■ Written request: Only lines with the word "legend" are needed; collect each of them from the listing below.

>> START Recorded information

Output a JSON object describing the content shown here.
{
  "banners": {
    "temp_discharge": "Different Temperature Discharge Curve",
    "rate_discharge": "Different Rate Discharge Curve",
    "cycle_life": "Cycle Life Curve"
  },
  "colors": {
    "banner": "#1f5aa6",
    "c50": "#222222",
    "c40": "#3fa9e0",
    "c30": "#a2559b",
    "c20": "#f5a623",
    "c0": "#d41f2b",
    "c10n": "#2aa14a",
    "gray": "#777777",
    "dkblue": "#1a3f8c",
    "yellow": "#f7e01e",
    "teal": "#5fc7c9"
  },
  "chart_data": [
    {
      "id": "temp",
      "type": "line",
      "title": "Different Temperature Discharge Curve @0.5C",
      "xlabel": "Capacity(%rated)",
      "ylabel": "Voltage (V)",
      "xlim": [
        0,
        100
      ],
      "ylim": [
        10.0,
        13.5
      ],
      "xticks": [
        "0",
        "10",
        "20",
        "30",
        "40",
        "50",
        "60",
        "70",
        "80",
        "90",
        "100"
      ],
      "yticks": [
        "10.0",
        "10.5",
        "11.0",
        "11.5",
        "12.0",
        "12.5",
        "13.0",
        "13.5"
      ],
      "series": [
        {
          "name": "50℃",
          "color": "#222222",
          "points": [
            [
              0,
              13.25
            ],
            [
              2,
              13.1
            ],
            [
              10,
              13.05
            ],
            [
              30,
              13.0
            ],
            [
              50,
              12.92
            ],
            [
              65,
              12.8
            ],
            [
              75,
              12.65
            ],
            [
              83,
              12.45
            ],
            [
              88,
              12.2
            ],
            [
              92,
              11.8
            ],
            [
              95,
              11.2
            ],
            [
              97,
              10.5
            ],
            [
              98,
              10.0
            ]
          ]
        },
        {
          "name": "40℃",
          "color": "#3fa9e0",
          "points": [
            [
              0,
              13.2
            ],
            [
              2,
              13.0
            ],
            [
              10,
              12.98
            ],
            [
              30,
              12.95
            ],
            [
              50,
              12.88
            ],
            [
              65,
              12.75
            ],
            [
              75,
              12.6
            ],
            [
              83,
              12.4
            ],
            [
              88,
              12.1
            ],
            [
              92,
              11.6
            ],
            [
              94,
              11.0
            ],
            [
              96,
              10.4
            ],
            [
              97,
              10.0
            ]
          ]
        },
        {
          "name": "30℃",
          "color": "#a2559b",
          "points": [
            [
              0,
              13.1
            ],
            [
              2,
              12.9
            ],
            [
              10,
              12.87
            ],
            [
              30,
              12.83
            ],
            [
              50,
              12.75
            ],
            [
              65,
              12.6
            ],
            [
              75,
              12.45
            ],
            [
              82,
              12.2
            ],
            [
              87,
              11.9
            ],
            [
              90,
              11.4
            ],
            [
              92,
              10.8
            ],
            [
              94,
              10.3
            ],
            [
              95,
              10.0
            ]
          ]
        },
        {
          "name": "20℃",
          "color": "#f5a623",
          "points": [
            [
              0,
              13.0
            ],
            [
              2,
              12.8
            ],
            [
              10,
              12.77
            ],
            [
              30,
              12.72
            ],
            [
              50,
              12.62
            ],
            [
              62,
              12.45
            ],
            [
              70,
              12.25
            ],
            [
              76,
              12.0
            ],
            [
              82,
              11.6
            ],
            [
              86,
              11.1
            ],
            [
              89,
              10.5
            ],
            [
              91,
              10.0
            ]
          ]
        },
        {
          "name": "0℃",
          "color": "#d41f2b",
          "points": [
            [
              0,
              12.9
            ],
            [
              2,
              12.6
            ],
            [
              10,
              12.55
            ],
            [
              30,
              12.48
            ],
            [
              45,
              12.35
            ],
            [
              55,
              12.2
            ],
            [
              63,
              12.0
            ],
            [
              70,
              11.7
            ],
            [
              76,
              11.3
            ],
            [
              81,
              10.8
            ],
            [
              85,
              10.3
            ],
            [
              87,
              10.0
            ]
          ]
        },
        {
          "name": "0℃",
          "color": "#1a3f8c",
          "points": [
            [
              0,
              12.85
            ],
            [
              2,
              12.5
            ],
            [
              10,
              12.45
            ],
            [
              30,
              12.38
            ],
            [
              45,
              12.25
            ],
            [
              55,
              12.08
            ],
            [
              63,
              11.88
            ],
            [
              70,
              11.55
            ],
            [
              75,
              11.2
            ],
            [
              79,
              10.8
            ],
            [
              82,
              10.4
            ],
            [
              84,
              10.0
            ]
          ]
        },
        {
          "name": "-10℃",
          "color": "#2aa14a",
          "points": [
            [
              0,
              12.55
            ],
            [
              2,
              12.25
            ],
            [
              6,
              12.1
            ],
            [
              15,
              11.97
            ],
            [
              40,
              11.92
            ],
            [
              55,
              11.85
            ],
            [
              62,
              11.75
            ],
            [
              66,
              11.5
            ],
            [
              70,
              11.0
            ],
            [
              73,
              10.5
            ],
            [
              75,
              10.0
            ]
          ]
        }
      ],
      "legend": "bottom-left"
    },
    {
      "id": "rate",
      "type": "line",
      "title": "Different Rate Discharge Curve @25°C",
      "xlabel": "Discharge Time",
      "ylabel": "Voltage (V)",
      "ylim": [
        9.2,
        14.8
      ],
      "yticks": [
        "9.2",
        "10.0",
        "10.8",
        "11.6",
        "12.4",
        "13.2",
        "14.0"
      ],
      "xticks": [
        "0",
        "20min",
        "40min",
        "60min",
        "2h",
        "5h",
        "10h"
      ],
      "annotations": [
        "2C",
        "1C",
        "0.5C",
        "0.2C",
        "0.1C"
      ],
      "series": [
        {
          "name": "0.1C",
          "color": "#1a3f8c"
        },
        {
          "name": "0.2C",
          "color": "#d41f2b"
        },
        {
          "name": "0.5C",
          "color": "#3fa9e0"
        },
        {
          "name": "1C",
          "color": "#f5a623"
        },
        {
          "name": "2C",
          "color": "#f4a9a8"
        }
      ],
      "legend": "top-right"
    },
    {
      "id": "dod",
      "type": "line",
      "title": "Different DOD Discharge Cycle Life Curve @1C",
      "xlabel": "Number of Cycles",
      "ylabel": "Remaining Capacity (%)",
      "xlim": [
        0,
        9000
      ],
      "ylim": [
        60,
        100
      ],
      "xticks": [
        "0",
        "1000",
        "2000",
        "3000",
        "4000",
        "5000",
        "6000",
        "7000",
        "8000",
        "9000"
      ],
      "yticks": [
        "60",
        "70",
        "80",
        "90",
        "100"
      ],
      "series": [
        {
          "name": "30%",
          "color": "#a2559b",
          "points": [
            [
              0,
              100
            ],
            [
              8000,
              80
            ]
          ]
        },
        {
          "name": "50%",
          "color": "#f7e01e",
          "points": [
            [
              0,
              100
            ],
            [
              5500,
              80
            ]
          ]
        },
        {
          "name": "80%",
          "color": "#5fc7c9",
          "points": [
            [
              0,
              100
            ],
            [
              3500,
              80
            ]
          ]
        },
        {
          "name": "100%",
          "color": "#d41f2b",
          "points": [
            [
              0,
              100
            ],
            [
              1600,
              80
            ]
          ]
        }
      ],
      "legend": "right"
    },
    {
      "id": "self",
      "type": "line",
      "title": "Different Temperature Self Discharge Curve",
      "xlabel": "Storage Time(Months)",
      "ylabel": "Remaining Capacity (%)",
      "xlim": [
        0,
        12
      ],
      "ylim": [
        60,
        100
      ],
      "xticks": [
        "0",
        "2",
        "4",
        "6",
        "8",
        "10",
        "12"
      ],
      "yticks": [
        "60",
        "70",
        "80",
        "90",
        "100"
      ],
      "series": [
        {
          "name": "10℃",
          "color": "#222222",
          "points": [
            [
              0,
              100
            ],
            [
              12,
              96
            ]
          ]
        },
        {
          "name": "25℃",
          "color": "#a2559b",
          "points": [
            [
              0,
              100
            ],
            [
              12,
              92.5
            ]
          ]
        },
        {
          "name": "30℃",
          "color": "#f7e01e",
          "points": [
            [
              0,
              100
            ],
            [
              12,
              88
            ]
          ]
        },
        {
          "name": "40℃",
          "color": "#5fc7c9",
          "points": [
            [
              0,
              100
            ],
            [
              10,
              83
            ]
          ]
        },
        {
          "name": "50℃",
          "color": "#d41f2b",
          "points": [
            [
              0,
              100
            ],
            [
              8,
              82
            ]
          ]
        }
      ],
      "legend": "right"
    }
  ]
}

>> END Recorded information

■ Written answer:
      "legend": "bottom-left"
      "legend": "top-right"
      "legend": "right"
      "legend": "right"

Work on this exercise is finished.